═════ GIVEN INFORMATION

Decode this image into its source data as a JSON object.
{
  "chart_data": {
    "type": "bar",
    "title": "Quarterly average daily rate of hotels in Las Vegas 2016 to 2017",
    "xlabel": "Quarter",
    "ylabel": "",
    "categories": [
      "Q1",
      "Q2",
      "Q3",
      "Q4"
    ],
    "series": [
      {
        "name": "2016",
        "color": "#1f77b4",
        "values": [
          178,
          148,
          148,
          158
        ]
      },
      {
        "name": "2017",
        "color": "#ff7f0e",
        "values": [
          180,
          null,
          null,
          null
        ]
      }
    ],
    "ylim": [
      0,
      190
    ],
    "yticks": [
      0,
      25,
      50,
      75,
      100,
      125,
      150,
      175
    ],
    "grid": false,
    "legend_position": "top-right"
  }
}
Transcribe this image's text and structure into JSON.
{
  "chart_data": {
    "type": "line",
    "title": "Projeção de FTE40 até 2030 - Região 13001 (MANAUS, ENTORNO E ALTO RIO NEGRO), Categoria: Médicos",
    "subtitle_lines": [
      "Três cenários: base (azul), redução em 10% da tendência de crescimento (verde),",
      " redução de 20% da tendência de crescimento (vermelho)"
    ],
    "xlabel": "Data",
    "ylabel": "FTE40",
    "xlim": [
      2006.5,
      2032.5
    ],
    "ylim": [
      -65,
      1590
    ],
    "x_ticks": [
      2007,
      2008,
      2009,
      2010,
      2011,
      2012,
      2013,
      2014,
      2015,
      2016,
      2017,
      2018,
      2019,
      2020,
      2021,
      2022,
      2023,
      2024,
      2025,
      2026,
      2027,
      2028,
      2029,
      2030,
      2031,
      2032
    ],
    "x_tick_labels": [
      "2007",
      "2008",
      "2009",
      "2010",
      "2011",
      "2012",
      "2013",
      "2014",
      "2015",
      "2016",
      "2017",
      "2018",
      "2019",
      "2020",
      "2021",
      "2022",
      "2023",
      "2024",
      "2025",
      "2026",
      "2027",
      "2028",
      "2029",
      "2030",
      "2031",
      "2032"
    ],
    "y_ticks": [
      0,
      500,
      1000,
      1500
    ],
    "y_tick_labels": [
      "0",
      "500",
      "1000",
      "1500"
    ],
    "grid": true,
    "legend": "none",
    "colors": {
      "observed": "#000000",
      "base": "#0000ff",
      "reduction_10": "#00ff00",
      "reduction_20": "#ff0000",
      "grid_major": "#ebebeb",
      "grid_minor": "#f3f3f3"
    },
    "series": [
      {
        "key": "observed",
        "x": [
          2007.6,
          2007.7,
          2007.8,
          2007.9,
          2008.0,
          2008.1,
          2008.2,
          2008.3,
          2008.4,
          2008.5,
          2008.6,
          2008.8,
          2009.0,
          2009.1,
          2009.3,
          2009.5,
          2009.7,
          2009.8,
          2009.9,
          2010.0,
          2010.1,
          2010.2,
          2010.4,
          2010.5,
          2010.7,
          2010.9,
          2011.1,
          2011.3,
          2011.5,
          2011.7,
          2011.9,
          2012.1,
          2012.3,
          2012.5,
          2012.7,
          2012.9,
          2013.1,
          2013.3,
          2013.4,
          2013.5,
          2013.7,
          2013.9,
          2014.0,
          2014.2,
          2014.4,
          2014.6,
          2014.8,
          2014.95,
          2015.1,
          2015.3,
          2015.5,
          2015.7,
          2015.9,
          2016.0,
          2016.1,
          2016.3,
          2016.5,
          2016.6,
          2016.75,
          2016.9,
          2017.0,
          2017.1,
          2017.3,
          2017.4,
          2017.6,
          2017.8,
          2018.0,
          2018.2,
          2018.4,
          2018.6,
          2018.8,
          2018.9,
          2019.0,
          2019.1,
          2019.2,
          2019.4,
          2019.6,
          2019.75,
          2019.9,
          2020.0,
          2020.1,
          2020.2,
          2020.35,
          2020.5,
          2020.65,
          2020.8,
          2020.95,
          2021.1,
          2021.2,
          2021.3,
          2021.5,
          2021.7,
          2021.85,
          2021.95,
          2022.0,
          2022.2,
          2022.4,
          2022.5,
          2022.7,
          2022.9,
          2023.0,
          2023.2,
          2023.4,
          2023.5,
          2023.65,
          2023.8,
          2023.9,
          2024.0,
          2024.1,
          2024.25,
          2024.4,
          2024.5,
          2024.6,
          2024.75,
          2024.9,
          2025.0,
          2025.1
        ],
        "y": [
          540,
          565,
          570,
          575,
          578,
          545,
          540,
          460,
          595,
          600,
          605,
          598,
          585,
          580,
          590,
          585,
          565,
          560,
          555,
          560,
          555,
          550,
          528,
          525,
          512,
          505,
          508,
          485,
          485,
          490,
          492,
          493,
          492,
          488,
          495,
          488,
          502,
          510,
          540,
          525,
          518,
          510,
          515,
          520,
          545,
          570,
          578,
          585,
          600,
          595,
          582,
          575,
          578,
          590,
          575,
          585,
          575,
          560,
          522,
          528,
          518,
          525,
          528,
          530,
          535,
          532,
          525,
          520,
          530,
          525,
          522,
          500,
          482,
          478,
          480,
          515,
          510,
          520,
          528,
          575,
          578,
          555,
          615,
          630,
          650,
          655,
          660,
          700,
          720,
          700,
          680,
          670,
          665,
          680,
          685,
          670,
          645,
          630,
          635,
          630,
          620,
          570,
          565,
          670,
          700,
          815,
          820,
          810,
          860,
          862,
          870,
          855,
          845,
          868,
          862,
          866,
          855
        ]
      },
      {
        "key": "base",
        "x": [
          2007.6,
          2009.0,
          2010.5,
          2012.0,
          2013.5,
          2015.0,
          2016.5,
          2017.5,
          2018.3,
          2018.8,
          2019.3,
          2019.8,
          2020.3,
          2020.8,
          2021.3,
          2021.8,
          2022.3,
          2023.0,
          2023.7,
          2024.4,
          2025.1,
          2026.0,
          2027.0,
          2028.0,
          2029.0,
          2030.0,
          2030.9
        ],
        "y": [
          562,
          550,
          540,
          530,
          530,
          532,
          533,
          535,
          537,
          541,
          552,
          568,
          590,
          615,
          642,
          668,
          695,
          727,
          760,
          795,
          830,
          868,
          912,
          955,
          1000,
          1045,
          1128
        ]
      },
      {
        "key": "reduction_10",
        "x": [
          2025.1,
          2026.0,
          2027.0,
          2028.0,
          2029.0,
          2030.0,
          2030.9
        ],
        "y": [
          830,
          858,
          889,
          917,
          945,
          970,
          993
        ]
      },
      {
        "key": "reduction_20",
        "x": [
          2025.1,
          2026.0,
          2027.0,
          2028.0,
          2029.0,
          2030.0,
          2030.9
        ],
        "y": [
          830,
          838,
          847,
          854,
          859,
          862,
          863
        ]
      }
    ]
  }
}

══════════

• TASK DETAILS
Once more, set down the full listing, verbatim.

• SOLUTION
Decode this image into its source data as a JSON object.
{
  "chart_data": {
    "type": "bar",
    "title": "Quarterly average daily rate of hotels in Las Vegas 2016 to 2017",
    "xlabel": "Quarter",
    "ylabel": "",
    "categories": [
      "Q1",
      "Q2",
      "Q3",
      "Q4"
    ],
    "series": [
      {
        "name": "2016",
        "color": "#1f77b4",
        "values": [
          178,
          148,
          148,
          158
        ]
      },
      {
        "name": "2017",
        "color": "#ff7f0e",
        "values": [
          180,
          null,
          null,
          null
        ]
      }
    ],
    "ylim": [
      0,
      190
    ],
    "yticks": [
      0,
      25,
      50,
      75,
      100,
      125,
      150,
      175
    ],
    "grid": false,
    "legend_position": "top-right"
  }
}
Transcribe this image's text and structure into JSON.
{
  "chart_data": {
    "type": "line",
    "title": "Projeção de FTE40 até 2030 - Região 13001 (MANAUS, ENTORNO E ALTO RIO NEGRO), Categoria: Médicos",
    "subtitle_lines": [
      "Três cenários: base (azul), redução em 10% da tendência de crescimento (verde),",
      " redução de 20% da tendência de crescimento (vermelho)"
    ],
    "xlabel": "Data",
    "ylabel": "FTE40",
    "xlim": [
      2006.5,
      2032.5
    ],
    "ylim": [
      -65,
      1590
    ],
    "x_ticks": [
      2007,
      2008,
      2009,
      2010,
      2011,
      2012,
      2013,
      2014,
      2015,
      2016,
      2017,
      2018,
      2019,
      2020,
      2021,
      2022,
      2023,
      2024,
      2025,
      2026,
      2027,
      2028,
      2029,
      2030,
      2031,
      2032
    ],
    "x_tick_labels": [
      "2007",
      "2008",
      "2009",
      "2010",
      "2011",
      "2012",
      "2013",
      "2014",
      "2015",
      "2016",
      "2017",
      "2018",
      "2019",
      "2020",
      "2021",
      "2022",
      "2023",
      "2024",
      "2025",
      "2026",
      "2027",
      "2028",
      "2029",
      "2030",
      "2031",
      "2032"
    ],
    "y_ticks": [
      0,
      500,
      1000,
      1500
    ],
    "y_tick_labels": [
      "0",
      "500",
      "1000",
      "1500"
    ],
    "grid": true,
    "legend": "none",
    "colors": {
      "observed": "#000000",
      "base": "#0000ff",
      "reduction_10": "#00ff00",
      "reduction_20": "#ff0000",
      "grid_major": "#ebebeb",
      "grid_minor": "#f3f3f3"
    },
    "series": [
      {
        "key": "observed",
        "x": [
          2007.6,
          2007.7,
          2007.8,
          2007.9,
          2008.0,
          2008.1,
          2008.2,
          2008.3,
          2008.4,
          2008.5,
          2008.6,
          2008.8,
          2009.0,
          2009.1,
          2009.3,
          2009.5,
          2009.7,
          2009.8,
          2009.9,
          2010.0,
          2010.1,
          2010.2,
          2010.4,
          2010.5,
          2010.7,
          2010.9,
          2011.1,
          2011.3,
          2011.5,
          2011.7,
          2011.9,
          2012.1,
          2012.3,
          2012.5,
          2012.7,
          2012.9,
          2013.1,
          2013.3,
          2013.4,
          2013.5,
          2013.7,
          2013.9,
          2014.0,
          2014.2,
          2014.4,
          2014.6,
          2014.8,
          2014.95,
          2015.1,
          2015.3,
          2015.5,
          2015.7,
          2015.9,
          2016.0,
          2016.1,
          2016.3,
          2016.5,
          2016.6,
          2016.75,
          2016.9,
          2017.0,
          2017.1,
          2017.3,
          2017.4,
          2017.6,
          2017.8,
          2018.0,
          2018.2,
          2018.4,
          2018.6,
          2018.8,
          2018.9,
          2019.0,
          2019.1,
          2019.2,
          2019.4,
          2019.6,
          2019.75,
          2019.9,
          2020.0,
          2020.1,
          2020.2,
          2020.35,
          2020.5,
          2020.65,
          2020.8,
          2020.95,
          2021.1,
          2021.2,
          2021.3,
          2021.5,
          2021.7,
          2021.85,
          2021.95,
          2022.0,
          2022.2,
          2022.4,
          2022.5,
          2022.7,
          2022.9,
          2023.0,
          2023.2,
          2023.4,
          2023.5,
          2023.65,
          2023.8,
          2023.9,
          2024.0,
          2024.1,
          2024.25,
          2024.4,
          2024.5,
          2024.6,
          2024.75,
          2024.9,
          2025.0,
          2025.1
        ],
        "y": [
          540,
          565,
          570,
          575,
          578,
          545,
          540,
          460,
          595,
          600,
          605,
          598,
          585,
          580,
          590,
          585,
          565,
          560,
          555,
          560,
          555,
          550,
          528,
          525,
          512,
          505,
          508,
          485,
          485,
          490,
          492,
          493,
          492,
          488,
          495,
          488,
          502,
          510,
          540,
          525,
          518,
          510,
          515,
          520,
          545,
          570,
          578,
          585,
          600,
          595,
          582,
          575,
          578,
          590,
          575,
          585,
          575,
          560,
          522,
          528,
          518,
          525,
          528,
          530,
          535,
          532,
          525,
          520,
          530,
          525,
          522,
          500,
          482,
          478,
          480,
          515,
          510,
          520,
          528,
          575,
          578,
          555,
          615,
          630,
          650,
          655,
          660,
          700,
          720,
          700,
          680,
          670,
          665,
          680,
          685,
          670,
          645,
          630,
          635,
          630,
          620,
          570,
          565,
          670,
          700,
          815,
          820,
          810,
          860,
          862,
          870,
          855,
          845,
          868,
          862,
          866,
          855
        ]
      },
      {
        "key": "base",
        "x": [
          2007.6,
          2009.0,
          2010.5,
          2012.0,
          2013.5,
          2015.0,
          2016.5,
          2017.5,
          2018.3,
          2018.8,
          2019.3,
          2019.8,
          2020.3,
          2020.8,
          2021.3,
          2021.8,
          2022.3,
          2023.0,
          2023.7,
          2024.4,
          2025.1,
          2026.0,
          2027.0,
          2028.0,
          2029.0,
          2030.0,
          2030.9
        ],
        "y": [
          562,
          550,
          540,
          530,
          530,
          532,
          533,
          535,
          537,
          541,
          552,
          568,
          590,
          615,
          642,
          668,
          695,
          727,
          760,
          795,
          830,
          868,
          912,
          955,
          1000,
          1045,
          1128
        ]
      },
      {
        "key": "reduction_10",
        "x": [
          2025.1,
          2026.0,
          2027.0,
          2028.0,
          2029.0,
          2030.0,
          2030.9
        ],
        "y": [
          830,
          858,
          889,
          917,
          945,
          970,
          993
        ]
      },
      {
        "key": "reduction_20",
        "x": [
          2025.1,
          2026.0,
          2027.0,
          2028.0,
          2029.0,
          2030.0,
          2030.9
        ],
        "y": [
          830,
          838,
          847,
          854,
          859,
          862,
          863
        ]
      }
    ]
  }
}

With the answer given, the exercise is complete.